BEGIN

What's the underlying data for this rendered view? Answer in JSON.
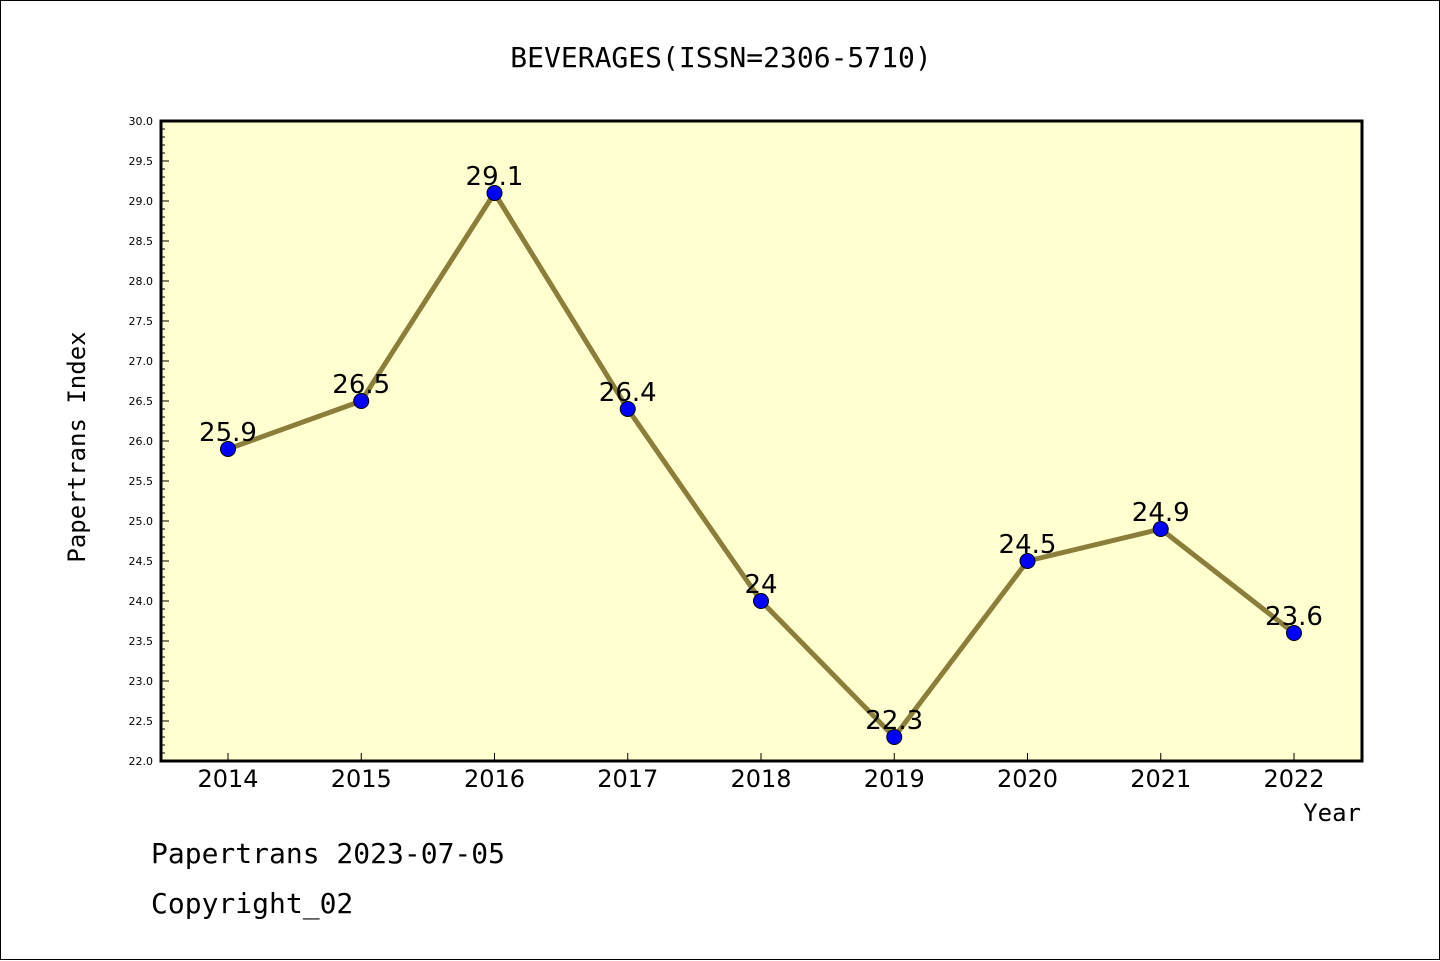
{
  "chart_data": {
    "type": "line",
    "title": "BEVERAGES(ISSN=2306-5710)",
    "xlabel": "Year",
    "ylabel": "Papertrans Index",
    "categories": [
      "2014",
      "2015",
      "2016",
      "2017",
      "2018",
      "2019",
      "2020",
      "2021",
      "2022"
    ],
    "series": [
      {
        "values": [
          25.9,
          26.5,
          29.1,
          26.4,
          24,
          22.3,
          24.5,
          24.9,
          23.6
        ],
        "labels": [
          "25.9",
          "26.5",
          "29.1",
          "26.4",
          "24",
          "22.3",
          "24.5",
          "24.9",
          "23.6"
        ]
      }
    ],
    "ylim": [
      22.0,
      30.0
    ],
    "ytick_step": 0.5,
    "grid": false,
    "plot_background": "#ffffd0",
    "line_color": "#8b7d3a",
    "marker_color": "#0000ff"
  },
  "footer": {
    "date_text": "Papertrans 2023-07-05",
    "copyright_text": "Copyright_02"
  }
}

END

The records above are to be restated exactly, without their pictures.

> Complete output
What's the underlying data for this rendered view? Answer in JSON.
{
  "chart_data": {
    "type": "line",
    "title": "BEVERAGES(ISSN=2306-5710)",
    "xlabel": "Year",
    "ylabel": "Papertrans Index",
    "categories": [
      "2014",
      "2015",
      "2016",
      "2017",
      "2018",
      "2019",
      "2020",
      "2021",
      "2022"
    ],
    "series": [
      {
        "values": [
          25.9,
          26.5,
          29.1,
          26.4,
          24,
          22.3,
          24.5,
          24.9,
          23.6
        ],
        "labels": [
          "25.9",
          "26.5",
          "29.1",
          "26.4",
          "24",
          "22.3",
          "24.5",
          "24.9",
          "23.6"
        ]
      }
    ],
    "ylim": [
      22.0,
      30.0
    ],
    "ytick_step": 0.5,
    "grid": false,
    "plot_background": "#ffffd0",
    "line_color": "#8b7d3a",
    "marker_color": "#0000ff"
  },
  "footer": {
    "date_text": "Papertrans 2023-07-05",
    "copyright_text": "Copyright_02"
  }
}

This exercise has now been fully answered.